- [Stored data]:
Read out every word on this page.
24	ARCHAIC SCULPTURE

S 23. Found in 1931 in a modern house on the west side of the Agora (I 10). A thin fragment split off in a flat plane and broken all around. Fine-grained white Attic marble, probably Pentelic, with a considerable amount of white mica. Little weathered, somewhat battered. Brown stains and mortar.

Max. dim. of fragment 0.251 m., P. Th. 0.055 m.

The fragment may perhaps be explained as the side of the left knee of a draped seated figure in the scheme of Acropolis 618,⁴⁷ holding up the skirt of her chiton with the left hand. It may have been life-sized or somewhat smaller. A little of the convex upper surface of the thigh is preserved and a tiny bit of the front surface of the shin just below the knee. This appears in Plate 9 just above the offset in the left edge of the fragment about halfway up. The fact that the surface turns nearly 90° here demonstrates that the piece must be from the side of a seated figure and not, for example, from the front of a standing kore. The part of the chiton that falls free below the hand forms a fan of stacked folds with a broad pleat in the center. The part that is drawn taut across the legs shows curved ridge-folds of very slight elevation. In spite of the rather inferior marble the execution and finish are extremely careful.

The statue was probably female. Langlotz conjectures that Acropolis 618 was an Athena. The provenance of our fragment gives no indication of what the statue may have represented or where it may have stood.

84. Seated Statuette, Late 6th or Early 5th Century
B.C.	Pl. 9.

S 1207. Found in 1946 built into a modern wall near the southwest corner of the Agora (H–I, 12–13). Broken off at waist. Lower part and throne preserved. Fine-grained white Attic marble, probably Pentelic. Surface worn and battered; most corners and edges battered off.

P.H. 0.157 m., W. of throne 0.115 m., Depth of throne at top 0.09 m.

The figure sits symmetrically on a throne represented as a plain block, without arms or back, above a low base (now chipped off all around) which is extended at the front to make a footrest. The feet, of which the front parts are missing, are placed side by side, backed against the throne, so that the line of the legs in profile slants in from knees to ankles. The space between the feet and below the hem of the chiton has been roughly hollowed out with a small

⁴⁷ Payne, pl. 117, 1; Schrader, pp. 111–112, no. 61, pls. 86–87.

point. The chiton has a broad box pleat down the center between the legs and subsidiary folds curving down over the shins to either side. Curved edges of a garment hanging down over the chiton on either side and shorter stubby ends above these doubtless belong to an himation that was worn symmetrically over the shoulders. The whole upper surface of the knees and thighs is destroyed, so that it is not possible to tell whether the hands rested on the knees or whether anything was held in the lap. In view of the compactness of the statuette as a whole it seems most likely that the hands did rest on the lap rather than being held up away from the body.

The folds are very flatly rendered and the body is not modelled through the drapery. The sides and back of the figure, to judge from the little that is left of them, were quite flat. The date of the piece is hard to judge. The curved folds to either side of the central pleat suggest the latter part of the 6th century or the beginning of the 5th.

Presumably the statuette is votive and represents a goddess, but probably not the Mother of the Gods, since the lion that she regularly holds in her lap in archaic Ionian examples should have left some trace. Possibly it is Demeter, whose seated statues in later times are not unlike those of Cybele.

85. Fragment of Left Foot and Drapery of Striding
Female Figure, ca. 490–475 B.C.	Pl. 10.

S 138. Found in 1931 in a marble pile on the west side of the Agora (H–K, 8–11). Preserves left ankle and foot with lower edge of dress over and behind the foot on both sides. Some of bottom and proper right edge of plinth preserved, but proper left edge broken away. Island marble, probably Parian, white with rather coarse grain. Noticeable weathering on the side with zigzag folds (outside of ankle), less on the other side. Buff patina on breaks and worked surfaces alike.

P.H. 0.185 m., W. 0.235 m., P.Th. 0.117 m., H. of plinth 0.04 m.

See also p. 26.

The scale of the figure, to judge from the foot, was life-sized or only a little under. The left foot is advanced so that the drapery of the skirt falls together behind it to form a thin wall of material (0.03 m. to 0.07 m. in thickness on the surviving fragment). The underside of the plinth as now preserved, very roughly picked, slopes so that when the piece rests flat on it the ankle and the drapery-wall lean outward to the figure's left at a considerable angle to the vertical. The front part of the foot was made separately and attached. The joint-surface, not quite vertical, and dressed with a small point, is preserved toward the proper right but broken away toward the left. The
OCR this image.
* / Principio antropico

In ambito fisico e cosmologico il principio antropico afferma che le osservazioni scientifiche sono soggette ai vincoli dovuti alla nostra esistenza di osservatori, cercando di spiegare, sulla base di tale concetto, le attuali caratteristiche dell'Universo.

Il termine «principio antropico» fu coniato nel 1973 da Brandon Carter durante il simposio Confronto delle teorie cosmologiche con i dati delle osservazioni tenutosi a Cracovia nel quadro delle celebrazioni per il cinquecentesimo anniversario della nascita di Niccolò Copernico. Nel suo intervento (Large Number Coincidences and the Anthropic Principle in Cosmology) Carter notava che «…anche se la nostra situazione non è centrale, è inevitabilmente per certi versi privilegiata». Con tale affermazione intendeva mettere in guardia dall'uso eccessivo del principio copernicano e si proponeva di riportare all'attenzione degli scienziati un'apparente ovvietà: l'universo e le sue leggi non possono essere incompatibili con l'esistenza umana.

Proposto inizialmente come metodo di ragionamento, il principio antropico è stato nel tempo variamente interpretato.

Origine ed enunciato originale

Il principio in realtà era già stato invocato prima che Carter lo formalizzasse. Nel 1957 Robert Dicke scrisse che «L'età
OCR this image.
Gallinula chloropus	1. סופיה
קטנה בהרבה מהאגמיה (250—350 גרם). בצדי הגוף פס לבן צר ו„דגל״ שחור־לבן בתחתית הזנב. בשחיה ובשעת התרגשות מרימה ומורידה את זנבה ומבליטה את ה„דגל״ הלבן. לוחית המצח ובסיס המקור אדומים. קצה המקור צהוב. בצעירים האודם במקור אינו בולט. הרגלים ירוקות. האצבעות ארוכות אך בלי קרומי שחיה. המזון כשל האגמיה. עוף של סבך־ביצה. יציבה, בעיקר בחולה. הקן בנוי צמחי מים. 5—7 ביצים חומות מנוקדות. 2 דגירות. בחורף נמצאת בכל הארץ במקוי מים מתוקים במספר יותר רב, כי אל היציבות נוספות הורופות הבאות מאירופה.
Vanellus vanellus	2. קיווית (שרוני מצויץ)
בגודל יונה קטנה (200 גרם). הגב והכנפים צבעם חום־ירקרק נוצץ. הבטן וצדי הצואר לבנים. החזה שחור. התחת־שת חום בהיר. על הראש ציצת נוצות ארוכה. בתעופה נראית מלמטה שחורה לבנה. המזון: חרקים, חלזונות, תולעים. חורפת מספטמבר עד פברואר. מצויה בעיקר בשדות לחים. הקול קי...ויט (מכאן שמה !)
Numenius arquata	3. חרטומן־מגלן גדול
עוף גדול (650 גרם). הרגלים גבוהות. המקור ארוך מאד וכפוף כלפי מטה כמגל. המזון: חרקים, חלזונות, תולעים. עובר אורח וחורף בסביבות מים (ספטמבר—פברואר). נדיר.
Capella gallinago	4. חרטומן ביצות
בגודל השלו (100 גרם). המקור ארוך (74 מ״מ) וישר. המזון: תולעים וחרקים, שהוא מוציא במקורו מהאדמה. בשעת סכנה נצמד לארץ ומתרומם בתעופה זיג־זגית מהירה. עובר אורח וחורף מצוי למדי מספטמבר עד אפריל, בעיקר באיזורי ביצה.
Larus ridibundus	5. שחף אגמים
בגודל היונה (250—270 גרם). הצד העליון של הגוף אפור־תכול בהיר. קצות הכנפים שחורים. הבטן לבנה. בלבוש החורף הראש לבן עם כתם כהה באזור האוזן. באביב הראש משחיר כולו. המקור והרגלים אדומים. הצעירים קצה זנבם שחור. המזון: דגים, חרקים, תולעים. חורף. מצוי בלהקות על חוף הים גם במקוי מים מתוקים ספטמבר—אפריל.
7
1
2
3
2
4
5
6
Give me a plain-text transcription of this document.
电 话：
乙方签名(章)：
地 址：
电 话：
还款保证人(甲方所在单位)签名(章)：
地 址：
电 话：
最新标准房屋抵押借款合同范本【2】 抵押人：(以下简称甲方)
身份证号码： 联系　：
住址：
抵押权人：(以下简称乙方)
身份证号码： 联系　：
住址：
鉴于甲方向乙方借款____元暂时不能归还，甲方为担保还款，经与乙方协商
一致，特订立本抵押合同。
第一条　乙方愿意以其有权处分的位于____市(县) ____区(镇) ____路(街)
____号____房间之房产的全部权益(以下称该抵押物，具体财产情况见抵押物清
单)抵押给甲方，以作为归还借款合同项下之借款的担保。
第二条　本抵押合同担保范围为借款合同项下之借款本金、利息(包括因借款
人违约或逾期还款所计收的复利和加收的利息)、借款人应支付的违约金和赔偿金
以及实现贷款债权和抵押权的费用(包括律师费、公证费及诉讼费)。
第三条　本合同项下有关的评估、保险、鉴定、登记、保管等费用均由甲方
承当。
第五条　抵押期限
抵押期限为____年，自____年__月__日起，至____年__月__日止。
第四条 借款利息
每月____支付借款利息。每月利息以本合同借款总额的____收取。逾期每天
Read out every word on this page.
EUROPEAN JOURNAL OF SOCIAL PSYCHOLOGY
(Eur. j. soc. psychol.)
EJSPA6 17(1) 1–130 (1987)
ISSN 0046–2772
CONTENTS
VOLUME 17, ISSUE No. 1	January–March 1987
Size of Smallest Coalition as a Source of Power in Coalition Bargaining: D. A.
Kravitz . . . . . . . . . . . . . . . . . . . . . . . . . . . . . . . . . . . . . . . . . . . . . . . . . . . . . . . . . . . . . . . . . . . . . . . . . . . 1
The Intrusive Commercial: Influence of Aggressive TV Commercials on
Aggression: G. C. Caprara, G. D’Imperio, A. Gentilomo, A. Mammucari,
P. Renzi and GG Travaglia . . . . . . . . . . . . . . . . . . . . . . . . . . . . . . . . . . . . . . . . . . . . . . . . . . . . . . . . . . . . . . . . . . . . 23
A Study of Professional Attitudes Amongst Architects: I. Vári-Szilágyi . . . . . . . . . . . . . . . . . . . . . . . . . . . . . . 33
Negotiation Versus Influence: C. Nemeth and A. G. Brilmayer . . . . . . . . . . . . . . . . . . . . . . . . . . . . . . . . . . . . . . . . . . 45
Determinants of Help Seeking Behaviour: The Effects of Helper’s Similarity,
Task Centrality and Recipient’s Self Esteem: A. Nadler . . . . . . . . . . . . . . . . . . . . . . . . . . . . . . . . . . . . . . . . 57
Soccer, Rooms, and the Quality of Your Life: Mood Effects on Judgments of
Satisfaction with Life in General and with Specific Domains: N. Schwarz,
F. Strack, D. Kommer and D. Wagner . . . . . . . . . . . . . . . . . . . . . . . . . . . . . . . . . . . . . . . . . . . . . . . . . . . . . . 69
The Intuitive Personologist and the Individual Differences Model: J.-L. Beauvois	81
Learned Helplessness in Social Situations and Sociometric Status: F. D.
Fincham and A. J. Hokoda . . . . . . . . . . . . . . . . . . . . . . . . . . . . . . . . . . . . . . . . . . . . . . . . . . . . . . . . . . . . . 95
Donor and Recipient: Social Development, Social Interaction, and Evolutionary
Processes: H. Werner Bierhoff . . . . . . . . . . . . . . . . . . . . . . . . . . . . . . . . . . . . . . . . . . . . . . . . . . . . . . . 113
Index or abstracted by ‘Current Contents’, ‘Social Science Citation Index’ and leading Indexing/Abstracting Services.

- [Aim]: Reply with one number only: the count of lines in the entries that contain "stato".

- [Full solution]: 2